Given task 1:
Quote the passage on private equity in India word for word, beginning at the words "Reghu Balakrishnan  |  Mumbai" and stopping after "achieving full potential.".
Given task 2:
Answer these questions from the passage on private equity in India:
(a) How many top fund managers spoke with Reghu Balakrishnan?
(b) What does Sanjay Nayar say the public markets are going to remain?
(c) What does the abbreviation NBFC stand for?

Reghu Balakrishnan  |  Mumbai 

The rupee’s weakness and slowdown made it tough for private equity (PE) firms to exit investments in India. This may not change much in 2014 and PEs might have to look for exits through secondary sales or stay invested. But, six top fund managers tell Reghu Balakrishnan, a stable currency and a turn in investment cycle could put India back on their investors’ radar

Sanjay Nayar
The public markets are going to remain shallow: Sanjay Nayar

Looking back at 2013
Currently, the sentiment is grim but we are positive about India's strong long-term growth potential. This year, we have remained extremely engaged with all our stakeholders and existing portfolio companies, continuing to look for operational improvement and consolidation opportunities. However, the macro-economic headwinds and currency devaluation have taken away the from achieving full potential.

Overcoming challenges
We have always tried to work with best-quality entrepreneurs and businesses, backed by good management teams. We believe in staying with them in the long run and aligning our objectives from the very start, to identify areas where we can add strategic value to the partnership - in terms of operational improvement, cost efficiency, market share growth and consolidation opportunities. We have also opportunistically used our NBFC (non-bank finance company) to provide more wholesome capital solutions to the we deal with.

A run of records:
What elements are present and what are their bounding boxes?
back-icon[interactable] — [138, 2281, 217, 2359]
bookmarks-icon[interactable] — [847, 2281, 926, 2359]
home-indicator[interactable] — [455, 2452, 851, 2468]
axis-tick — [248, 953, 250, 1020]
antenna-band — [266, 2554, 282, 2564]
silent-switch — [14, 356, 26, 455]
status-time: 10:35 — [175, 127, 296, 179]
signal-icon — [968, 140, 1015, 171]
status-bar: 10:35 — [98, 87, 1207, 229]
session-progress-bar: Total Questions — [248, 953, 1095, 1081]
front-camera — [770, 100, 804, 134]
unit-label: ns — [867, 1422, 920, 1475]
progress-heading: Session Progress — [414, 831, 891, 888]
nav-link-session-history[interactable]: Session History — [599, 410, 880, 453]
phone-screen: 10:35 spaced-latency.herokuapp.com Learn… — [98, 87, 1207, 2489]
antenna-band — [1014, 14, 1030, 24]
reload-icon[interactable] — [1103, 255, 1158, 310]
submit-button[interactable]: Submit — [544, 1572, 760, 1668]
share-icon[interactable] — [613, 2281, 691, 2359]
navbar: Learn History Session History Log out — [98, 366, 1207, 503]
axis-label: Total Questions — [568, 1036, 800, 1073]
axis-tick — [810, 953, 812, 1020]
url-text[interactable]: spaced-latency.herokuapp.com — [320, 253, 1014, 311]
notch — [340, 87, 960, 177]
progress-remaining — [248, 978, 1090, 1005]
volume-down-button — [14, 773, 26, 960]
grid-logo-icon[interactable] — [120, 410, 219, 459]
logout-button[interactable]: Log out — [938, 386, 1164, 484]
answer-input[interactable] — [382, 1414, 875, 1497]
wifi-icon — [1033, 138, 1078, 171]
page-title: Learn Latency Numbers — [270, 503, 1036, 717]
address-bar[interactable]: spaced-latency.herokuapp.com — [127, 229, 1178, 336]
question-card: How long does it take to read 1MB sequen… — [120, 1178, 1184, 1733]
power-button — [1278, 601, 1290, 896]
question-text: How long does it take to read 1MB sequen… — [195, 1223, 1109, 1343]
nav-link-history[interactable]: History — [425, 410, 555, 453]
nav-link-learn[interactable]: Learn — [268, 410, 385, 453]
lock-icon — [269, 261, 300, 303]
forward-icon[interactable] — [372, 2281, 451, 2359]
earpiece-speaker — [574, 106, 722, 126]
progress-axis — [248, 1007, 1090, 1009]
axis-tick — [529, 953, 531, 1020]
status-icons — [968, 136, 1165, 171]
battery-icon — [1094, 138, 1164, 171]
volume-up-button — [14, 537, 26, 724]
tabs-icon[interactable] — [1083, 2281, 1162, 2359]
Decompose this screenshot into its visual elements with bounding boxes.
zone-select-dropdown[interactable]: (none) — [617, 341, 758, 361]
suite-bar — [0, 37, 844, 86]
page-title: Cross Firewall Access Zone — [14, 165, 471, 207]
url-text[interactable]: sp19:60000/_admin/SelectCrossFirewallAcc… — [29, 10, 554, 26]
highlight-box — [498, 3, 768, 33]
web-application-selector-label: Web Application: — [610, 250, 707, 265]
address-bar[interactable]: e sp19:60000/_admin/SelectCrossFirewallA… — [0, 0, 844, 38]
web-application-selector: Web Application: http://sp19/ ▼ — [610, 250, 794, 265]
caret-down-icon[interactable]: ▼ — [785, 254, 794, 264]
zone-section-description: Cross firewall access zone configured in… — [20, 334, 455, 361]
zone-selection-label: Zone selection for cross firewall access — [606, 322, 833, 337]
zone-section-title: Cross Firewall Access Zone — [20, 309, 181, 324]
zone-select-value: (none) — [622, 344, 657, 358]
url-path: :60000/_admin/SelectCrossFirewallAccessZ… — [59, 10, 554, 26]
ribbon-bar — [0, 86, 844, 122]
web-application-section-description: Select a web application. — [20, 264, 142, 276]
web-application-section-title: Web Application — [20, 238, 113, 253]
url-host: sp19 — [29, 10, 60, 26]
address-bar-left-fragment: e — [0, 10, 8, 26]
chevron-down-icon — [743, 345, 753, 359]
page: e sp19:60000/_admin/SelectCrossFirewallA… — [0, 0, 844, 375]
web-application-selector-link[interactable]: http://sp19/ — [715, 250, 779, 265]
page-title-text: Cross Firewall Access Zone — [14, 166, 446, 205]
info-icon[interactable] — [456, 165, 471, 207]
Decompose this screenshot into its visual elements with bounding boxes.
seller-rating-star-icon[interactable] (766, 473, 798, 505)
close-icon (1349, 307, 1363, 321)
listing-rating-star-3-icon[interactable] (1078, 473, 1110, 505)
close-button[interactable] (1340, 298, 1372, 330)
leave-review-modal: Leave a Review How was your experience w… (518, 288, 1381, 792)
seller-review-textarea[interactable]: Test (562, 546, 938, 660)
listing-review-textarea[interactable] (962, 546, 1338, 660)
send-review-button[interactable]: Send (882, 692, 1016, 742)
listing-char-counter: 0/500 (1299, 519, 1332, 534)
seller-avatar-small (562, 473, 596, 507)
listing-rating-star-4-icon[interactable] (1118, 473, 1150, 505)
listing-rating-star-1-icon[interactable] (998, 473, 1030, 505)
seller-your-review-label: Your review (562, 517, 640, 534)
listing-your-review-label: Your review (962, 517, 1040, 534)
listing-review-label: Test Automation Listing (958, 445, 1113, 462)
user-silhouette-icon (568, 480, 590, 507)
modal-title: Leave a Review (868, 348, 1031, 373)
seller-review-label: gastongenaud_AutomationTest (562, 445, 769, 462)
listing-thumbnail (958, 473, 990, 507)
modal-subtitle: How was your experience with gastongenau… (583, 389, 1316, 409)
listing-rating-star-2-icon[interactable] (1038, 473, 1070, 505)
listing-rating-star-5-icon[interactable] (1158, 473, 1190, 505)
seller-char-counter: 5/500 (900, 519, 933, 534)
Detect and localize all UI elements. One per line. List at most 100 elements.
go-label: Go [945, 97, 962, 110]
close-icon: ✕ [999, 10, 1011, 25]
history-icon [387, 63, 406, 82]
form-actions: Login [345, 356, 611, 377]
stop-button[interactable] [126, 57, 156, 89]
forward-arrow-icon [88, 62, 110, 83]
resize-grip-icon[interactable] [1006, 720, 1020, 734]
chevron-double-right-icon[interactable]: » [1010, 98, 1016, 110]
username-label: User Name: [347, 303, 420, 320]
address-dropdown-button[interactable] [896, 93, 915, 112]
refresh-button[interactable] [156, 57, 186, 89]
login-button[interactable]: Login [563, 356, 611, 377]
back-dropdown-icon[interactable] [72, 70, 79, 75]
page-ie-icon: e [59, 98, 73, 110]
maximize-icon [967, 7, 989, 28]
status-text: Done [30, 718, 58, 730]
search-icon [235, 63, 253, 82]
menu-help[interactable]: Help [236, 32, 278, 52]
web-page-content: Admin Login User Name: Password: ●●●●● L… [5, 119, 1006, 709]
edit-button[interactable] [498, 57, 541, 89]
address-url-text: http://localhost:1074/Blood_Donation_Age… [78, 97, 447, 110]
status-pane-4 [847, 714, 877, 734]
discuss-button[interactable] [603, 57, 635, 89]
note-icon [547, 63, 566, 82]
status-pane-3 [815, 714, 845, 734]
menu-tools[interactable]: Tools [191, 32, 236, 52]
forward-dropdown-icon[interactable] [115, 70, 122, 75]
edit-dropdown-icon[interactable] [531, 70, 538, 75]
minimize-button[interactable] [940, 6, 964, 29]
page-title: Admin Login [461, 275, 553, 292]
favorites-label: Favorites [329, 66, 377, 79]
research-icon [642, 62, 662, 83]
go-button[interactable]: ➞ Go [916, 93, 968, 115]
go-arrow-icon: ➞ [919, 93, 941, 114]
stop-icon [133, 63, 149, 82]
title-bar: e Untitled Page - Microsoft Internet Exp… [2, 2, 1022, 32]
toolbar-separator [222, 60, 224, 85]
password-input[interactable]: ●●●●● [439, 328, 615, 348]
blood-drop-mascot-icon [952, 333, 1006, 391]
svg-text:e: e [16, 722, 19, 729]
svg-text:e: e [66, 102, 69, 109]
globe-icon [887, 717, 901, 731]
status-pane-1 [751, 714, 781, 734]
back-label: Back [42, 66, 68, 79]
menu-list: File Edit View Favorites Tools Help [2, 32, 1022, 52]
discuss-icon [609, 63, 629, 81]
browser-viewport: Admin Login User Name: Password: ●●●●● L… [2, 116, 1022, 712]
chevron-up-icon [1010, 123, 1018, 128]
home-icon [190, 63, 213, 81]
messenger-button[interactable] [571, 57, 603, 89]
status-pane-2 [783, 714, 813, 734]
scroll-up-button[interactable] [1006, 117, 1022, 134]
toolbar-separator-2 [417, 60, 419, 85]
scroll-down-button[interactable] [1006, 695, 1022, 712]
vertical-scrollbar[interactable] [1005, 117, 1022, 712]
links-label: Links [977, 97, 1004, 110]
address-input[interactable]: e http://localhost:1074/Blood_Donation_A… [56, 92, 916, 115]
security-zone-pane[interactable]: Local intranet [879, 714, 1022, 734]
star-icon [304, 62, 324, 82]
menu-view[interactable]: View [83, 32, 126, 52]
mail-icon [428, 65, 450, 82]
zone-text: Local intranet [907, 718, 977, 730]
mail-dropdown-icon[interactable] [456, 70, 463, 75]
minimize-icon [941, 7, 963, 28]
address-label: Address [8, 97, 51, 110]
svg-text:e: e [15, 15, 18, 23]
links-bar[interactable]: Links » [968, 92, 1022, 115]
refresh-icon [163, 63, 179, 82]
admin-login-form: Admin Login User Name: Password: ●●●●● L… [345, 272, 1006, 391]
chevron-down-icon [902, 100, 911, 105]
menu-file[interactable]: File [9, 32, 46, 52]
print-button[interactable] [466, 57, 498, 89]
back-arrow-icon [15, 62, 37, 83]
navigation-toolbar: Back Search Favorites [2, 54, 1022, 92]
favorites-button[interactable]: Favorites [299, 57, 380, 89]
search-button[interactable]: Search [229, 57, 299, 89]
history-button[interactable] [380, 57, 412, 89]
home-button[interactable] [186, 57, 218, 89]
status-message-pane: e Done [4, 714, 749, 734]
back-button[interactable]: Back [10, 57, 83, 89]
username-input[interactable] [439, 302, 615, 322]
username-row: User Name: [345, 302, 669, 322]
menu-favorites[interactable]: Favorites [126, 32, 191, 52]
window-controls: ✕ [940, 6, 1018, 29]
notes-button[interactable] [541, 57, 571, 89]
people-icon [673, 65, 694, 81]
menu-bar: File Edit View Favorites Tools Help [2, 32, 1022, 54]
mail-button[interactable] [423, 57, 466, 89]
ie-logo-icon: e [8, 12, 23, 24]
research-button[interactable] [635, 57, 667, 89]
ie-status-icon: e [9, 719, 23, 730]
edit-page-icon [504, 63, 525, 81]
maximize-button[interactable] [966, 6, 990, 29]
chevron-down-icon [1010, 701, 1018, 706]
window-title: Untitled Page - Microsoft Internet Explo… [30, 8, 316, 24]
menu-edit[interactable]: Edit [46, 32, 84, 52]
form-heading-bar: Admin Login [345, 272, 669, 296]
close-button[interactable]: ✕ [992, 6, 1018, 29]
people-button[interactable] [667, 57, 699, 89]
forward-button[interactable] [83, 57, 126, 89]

Complete answer 1:
Reghu Balakrishnan  |  Mumbai 

The rupee’s weakness and slowdown made it tough for private equity (PE) firms to exit investments in India. This may not change much in 2014 and PEs might have to look for exits through secondary sales or stay invested. But, six top fund managers tell Reghu Balakrishnan, a stable currency and a turn in investment cycle could put India back on their investors’ radar

Sanjay Nayar
The public markets are going to remain shallow: Sanjay Nayar

Looking back at 2013
Currently, the sentiment is grim but we are positive about India's strong long-term growth potential. This year, we have remained extremely engaged with all our stakeholders and existing portfolio companies, continuing to look for operational improvement and consolidation opportunities. However, the macro-economic headwinds and currency devaluation have taken away the from achieving full potential.

Complete answer 2:
(a) Six.
(b) Shallow.
(c) Non-bank finance company.